Sechs Gebäude südlich von Beirut fallen nach schweren Explosionen zu Trümmerbergen zusammen, als Israels Armee nach eigener Darstellung das Hauptquartier der Schiitenmiliz Hisbollah angreift. Ihr Generalsekretär Hassan Nasrallah wird getötet. Nasrallahs Tod, den zunächst Israel und dann auch die Hisbollah bestätigt, gleicht einem Donnerschlag im Nahen Osten.

Was wird jetzt aus der Hisbollah?

Die schiitische Organisation ist durch den Tod ihres charismatischen Anführers, der als eigentlich mächtigster Mann im Libanon galt, gewissermassen kopflos. Ohne Chef und nach Tötung fast der gesamten oberen Führungsebene ist unklar, wer innerhalb der Hisbollah nun die Kommandos geben könnte, auch bei weiteren Angriffen auf Israel. Vermutlich wird sie Anweisungen des Irans abwarten. Der ist die eigentliche Schutzmacht und wichtigster Unterstützer der Hisbollah. Wie der Iran reagiert, wird sich erst noch zeigen. Fest steht hingegen, die Hisbollah ist nach massiven Angriffswellen Israels so geschwächt und gedemütigt wie seit Jahren nicht.

* _Die Aufgaben_:
1: Welches Land nennt der Text über die Hisbollah als ihren wichtigsten Unterstützer?
2: Zähle alle Länder auf, die im Text über die Hisbollah genannt werden.
Verwende dafür nur den Text oben.

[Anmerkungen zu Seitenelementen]
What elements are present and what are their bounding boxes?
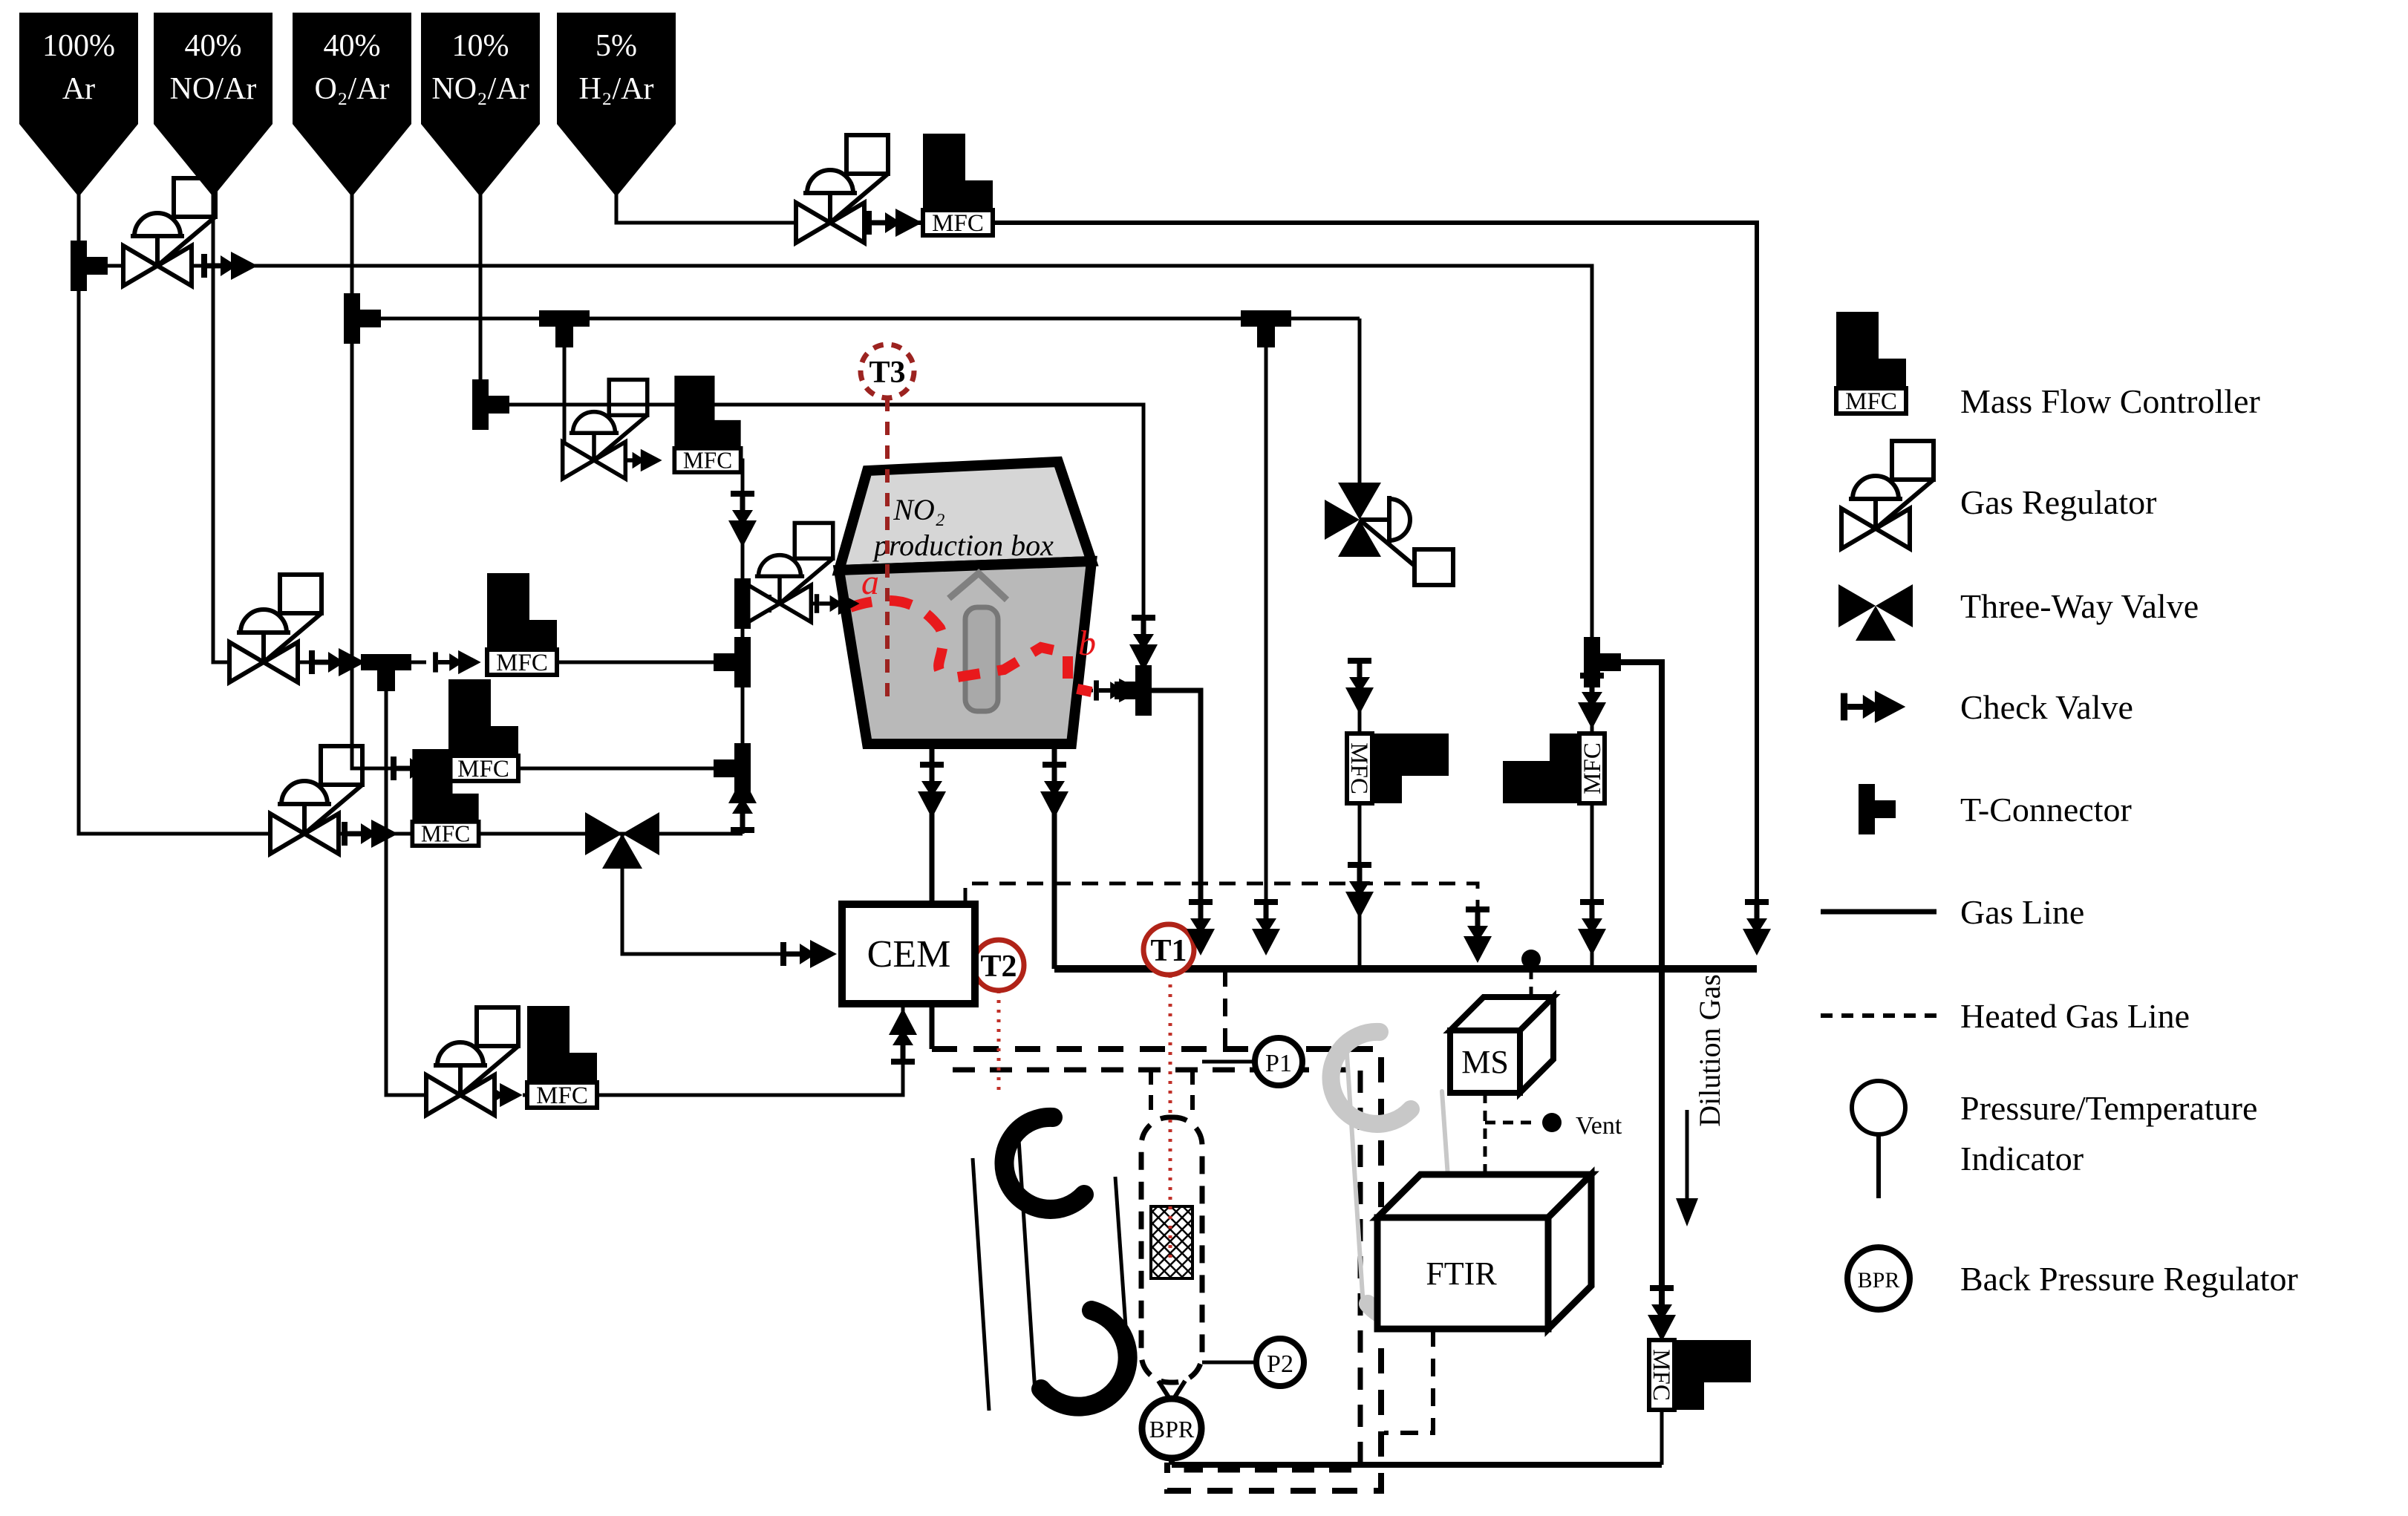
vent-label: Vent	[1576, 1112, 1622, 1140]
check-valve-icon	[1743, 899, 1771, 955]
three-way-valve-icon	[585, 812, 659, 869]
legend-mfc-label: Mass Flow Controller	[1960, 382, 2260, 420]
gas-regulator-icon	[748, 523, 833, 621]
dilution-arrow-head	[1676, 1198, 1698, 1226]
line-mix-vertical	[673, 460, 743, 834]
legend-gas-line-label: Gas Line	[1960, 893, 2084, 931]
cylinder-no-ar: 40% NO/Ar	[154, 13, 273, 197]
legend-gas-regulator-label: Gas Regulator	[1960, 483, 2156, 521]
mfc-label: MFC	[536, 1082, 588, 1109]
annotation-a: a	[861, 563, 879, 602]
box-clasp	[965, 607, 998, 711]
cylinder-label: 100%	[42, 29, 115, 63]
legend: MFC Mass Flow Controller Gas Regulator T…	[1821, 312, 2298, 1310]
line-ar	[79, 193, 270, 834]
bpr-label: BPR	[1149, 1416, 1195, 1443]
check-valve-icon	[1345, 658, 1374, 714]
mfc-no2-line: MFC	[1345, 734, 1449, 803]
legend-bpr-label: Back Pressure Regulator	[1960, 1260, 2298, 1298]
gas-cylinders: 100% Ar 40% NO/Ar 40% O₂/Ar 10% NO₂/Ar 5…	[19, 13, 676, 197]
legend-mfc-icon: MFC	[1836, 312, 1906, 415]
check-valve-icon	[1464, 906, 1492, 963]
mfc-right-line: MFC	[1503, 734, 1606, 803]
cylinder-label: O₂/Ar	[315, 72, 390, 106]
mfc-label: MFC	[932, 210, 984, 237]
box-title-line1: NO₂	[893, 493, 944, 526]
check-valve-icon	[309, 648, 365, 676]
legend-t-connector-icon	[1859, 784, 1896, 834]
mfc-2: MFC	[487, 573, 557, 676]
mfc-label: MFC	[1845, 388, 1897, 415]
cylinder-no2-ar: 10% NO₂/Ar	[421, 13, 540, 197]
legend-pt-indicator-label1: Pressure/Temperature	[1960, 1089, 2257, 1127]
cylinder-o2-ar: 40% O₂/Ar	[293, 13, 411, 197]
cylinder-label: H₂/Ar	[579, 72, 654, 106]
gas-regulator-icon	[229, 575, 322, 682]
mfc-label: MFC	[421, 820, 470, 846]
check-valve-icon	[433, 650, 481, 674]
legend-bpr-icon-label: BPR	[1858, 1268, 1900, 1293]
heated-cem-line	[965, 883, 1478, 927]
line-no-to-bottom	[386, 662, 429, 1095]
vent-dot	[1542, 1113, 1562, 1132]
furnace-shell	[1004, 1117, 1127, 1407]
legend-check-valve-label: Check Valve	[1960, 688, 2133, 726]
legend-gas-regulator-icon	[1841, 441, 1934, 549]
t-connector-icon	[472, 379, 509, 430]
cylinder-label: Ar	[62, 72, 95, 106]
check-valve-icon	[342, 820, 398, 848]
legend-three-way-valve-label: Three-Way Valve	[1960, 587, 2199, 625]
check-valve-icon	[889, 1008, 917, 1065]
figure-page: NO₂ production box a b T3 T1 T2 100% Ar …	[0, 0, 2408, 1516]
check-valve-icon	[1578, 899, 1606, 955]
ms-vent-dot	[1521, 950, 1541, 969]
t-connector-icon	[344, 293, 381, 344]
cylinder-label: NO/Ar	[170, 72, 257, 106]
line-bpr-out	[1172, 1458, 1662, 1465]
three-way-valve-with-regulator	[1325, 483, 1453, 585]
check-valve-icon	[1252, 899, 1280, 955]
box-title-line2: production box	[872, 529, 1054, 562]
t-connector-icon	[361, 654, 411, 691]
legend-t-connector-label: T-Connector	[1960, 791, 2132, 829]
cylinder-label: 5%	[596, 29, 637, 63]
cem-unit: CEM	[842, 904, 975, 1004]
ms-label: MS	[1461, 1044, 1509, 1080]
check-valve-icon	[1578, 673, 1606, 729]
flow-diagram: NO₂ production box a b T3 T1 T2 100% Ar …	[0, 0, 2408, 1516]
line-h2	[616, 193, 797, 223]
mfc-1: MFC	[674, 376, 740, 473]
mfc-dilution: MFC	[1648, 1340, 1751, 1410]
mfc-5: MFC	[527, 1006, 597, 1109]
mfc-label: MFC	[1648, 1349, 1674, 1401]
t-connector-icon	[1241, 310, 1291, 347]
cem-label: CEM	[867, 933, 951, 976]
analyzers: MS Vent FTIR	[1377, 950, 1622, 1329]
check-valve-icon	[1648, 1285, 1676, 1342]
t3-label: T3	[869, 356, 905, 390]
legend-heated-gas-line-label: Heated Gas Line	[1960, 997, 2190, 1035]
mfc-3: MFC	[448, 679, 518, 782]
check-valve-icon	[780, 940, 837, 968]
legend-pt-indicator-label2: Indicator	[1960, 1140, 2084, 1177]
mfc-label: MFC	[683, 447, 732, 473]
t-connector-icon	[714, 637, 751, 687]
p1-label: P1	[1265, 1050, 1292, 1077]
check-valve-icon	[866, 209, 922, 237]
check-valve-icon	[1345, 862, 1374, 918]
check-valve-icon	[1040, 762, 1068, 818]
dilution-gas-annotation: Dilution Gas	[1676, 974, 1726, 1226]
mfc-label: MFC	[1579, 742, 1606, 794]
p2-label: P2	[1267, 1350, 1293, 1378]
no2-production-box: NO₂ production box a b	[839, 462, 1096, 744]
cylinder-label: 40%	[185, 29, 242, 63]
cylinder-h2-ar: 5% H₂/Ar	[557, 13, 676, 197]
legend-three-way-valve-icon	[1838, 584, 1913, 641]
gas-regulator-icon	[796, 135, 888, 243]
line-3wv-to-cem	[622, 834, 789, 954]
t2-label: T2	[980, 950, 1017, 984]
regulator-actuator-icon	[1360, 496, 1453, 585]
mfc-label: MFC	[1345, 742, 1372, 794]
cylinder-label: NO₂/Ar	[431, 72, 529, 106]
cylinder-ar: 100% Ar	[19, 13, 138, 197]
cylinder-label: 40%	[324, 29, 381, 63]
check-valve-icon	[201, 252, 258, 280]
heated-ftir-drop	[1384, 1329, 1433, 1433]
annotation-b: b	[1078, 624, 1096, 663]
furnace-shell-3d-lines	[973, 1140, 1127, 1411]
dilution-gas-label: Dilution Gas	[1693, 974, 1726, 1127]
check-valve-icon	[728, 491, 757, 547]
legend-pt-indicator-icon	[1852, 1081, 1905, 1198]
legend-check-valve-icon	[1841, 690, 1905, 723]
mfc-h2: MFC	[923, 134, 993, 237]
gas-regulator-icon	[270, 746, 362, 854]
ftir-label: FTIR	[1426, 1255, 1497, 1292]
t-connector-icon	[71, 241, 108, 291]
t1-label: T1	[1150, 934, 1187, 968]
mfc-label: MFC	[496, 650, 548, 676]
mfc-label: MFC	[457, 756, 509, 782]
reactor-section	[973, 1070, 1202, 1411]
t-connector-icon	[539, 310, 590, 347]
check-valve-icon	[918, 762, 946, 818]
check-valve-icon	[728, 777, 757, 833]
check-valve-icon	[1129, 615, 1158, 671]
cylinder-label: 10%	[452, 29, 509, 63]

* _Ergebnisse je Aufgabe_:
1: Den Iran.

2: Israel, Libanon, Iran